> TASK DETAILS
Search the material and gather each line with "ylabel" in it.

> Items from a figure collection
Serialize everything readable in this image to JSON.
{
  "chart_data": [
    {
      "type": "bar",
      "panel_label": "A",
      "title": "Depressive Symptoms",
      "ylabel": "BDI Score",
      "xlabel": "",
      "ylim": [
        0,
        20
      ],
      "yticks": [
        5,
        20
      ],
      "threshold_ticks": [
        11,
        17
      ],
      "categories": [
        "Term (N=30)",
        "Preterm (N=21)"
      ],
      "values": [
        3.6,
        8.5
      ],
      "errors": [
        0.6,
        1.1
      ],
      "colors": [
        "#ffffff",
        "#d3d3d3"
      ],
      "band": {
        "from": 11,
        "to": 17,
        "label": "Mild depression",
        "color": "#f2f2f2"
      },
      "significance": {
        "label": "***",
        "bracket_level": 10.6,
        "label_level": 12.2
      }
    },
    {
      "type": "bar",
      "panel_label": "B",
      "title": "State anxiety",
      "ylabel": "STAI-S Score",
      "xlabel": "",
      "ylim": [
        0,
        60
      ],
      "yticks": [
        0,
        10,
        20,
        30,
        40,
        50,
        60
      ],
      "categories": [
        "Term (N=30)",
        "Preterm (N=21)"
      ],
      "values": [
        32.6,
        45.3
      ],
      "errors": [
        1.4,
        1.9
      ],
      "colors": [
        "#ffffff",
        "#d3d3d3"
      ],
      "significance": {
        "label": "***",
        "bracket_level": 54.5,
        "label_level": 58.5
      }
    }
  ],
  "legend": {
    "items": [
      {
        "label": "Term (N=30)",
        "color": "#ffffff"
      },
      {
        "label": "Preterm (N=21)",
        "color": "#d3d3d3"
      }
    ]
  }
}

> RESULT OF THIS EXERCISE
      "ylabel": "BDI Score",
      "ylabel": "STAI-S Score",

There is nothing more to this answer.